### SET EXERCISE
Without changing a character, return the entries, but not the images they hold.

### RECORDS SUPPLIED
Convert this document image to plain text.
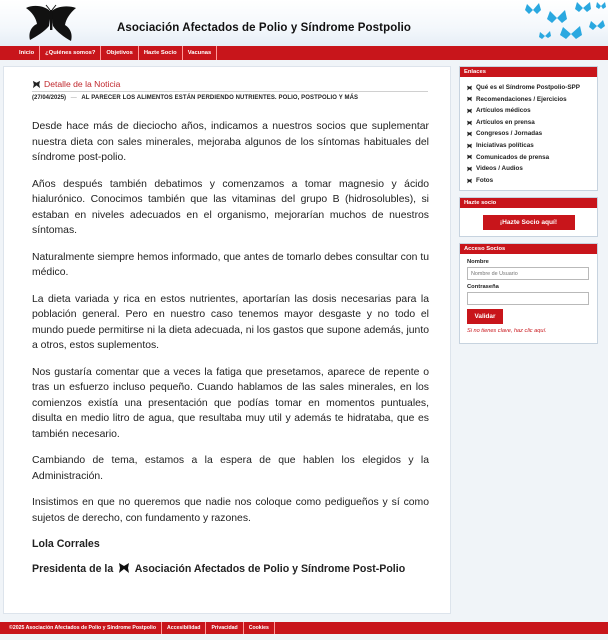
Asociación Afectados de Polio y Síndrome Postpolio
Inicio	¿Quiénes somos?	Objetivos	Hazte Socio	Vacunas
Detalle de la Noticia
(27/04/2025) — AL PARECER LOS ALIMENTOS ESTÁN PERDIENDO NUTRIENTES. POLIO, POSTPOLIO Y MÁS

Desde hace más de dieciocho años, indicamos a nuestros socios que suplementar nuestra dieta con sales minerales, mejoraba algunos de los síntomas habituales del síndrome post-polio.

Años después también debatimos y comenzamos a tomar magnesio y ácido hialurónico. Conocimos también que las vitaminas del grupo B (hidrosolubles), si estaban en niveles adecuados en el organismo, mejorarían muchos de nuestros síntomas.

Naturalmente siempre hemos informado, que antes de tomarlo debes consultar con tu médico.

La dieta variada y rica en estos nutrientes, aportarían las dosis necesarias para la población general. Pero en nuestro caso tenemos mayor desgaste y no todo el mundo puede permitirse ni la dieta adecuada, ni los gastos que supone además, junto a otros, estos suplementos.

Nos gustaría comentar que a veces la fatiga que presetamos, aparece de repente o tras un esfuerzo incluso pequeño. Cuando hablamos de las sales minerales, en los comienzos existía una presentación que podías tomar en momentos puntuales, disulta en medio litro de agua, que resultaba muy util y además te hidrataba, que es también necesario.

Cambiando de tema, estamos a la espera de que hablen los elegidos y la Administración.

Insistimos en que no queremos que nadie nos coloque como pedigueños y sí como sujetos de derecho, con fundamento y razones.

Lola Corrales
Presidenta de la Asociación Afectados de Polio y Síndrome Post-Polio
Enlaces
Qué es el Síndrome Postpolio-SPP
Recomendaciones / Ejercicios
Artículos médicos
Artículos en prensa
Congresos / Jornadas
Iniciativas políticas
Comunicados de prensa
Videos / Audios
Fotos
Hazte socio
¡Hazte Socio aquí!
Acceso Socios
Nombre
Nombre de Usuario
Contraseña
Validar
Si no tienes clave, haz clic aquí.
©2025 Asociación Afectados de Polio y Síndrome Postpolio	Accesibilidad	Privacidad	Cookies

### OUTPUT FOR THIS TASK
Convert this document image to plain text.
Asociación Afectados de Polio y Síndrome Postpolio
Inicio	¿Quiénes somos?	Objetivos	Hazte Socio	Vacunas
Detalle de la Noticia
(27/04/2025) — AL PARECER LOS ALIMENTOS ESTÁN PERDIENDO NUTRIENTES. POLIO, POSTPOLIO Y MÁS

Desde hace más de dieciocho años, indicamos a nuestros socios que suplementar nuestra dieta con sales minerales, mejoraba algunos de los síntomas habituales del síndrome post-polio.

Años después también debatimos y comenzamos a tomar magnesio y ácido hialurónico. Conocimos también que las vitaminas del grupo B (hidrosolubles), si estaban en niveles adecuados en el organismo, mejorarían muchos de nuestros síntomas.

Naturalmente siempre hemos informado, que antes de tomarlo debes consultar con tu médico.

La dieta variada y rica en estos nutrientes, aportarían las dosis necesarias para la población general. Pero en nuestro caso tenemos mayor desgaste y no todo el mundo puede permitirse ni la dieta adecuada, ni los gastos que supone además, junto a otros, estos suplementos.

Nos gustaría comentar que a veces la fatiga que presetamos, aparece de repente o tras un esfuerzo incluso pequeño. Cuando hablamos de las sales minerales, en los comienzos existía una presentación que podías tomar en momentos puntuales, disulta en medio litro de agua, que resultaba muy util y además te hidrataba, que es también necesario.

Cambiando de tema, estamos a la espera de que hablen los elegidos y la Administración.

Insistimos en que no queremos que nadie nos coloque como pedigueños y sí como sujetos de derecho, con fundamento y razones.

Lola Corrales
Presidenta de la Asociación Afectados de Polio y Síndrome Post-Polio
Enlaces
Qué es el Síndrome Postpolio-SPP
Recomendaciones / Ejercicios
Artículos médicos
Artículos en prensa
Congresos / Jornadas
Iniciativas políticas
Comunicados de prensa
Videos / Audios
Fotos
Hazte socio
¡Hazte Socio aquí!
Acceso Socios
Nombre
Nombre de Usuario
Contraseña
Validar
Si no tienes clave, haz clic aquí.
©2025 Asociación Afectados de Polio y Síndrome Postpolio	Accesibilidad	Privacidad	Cookies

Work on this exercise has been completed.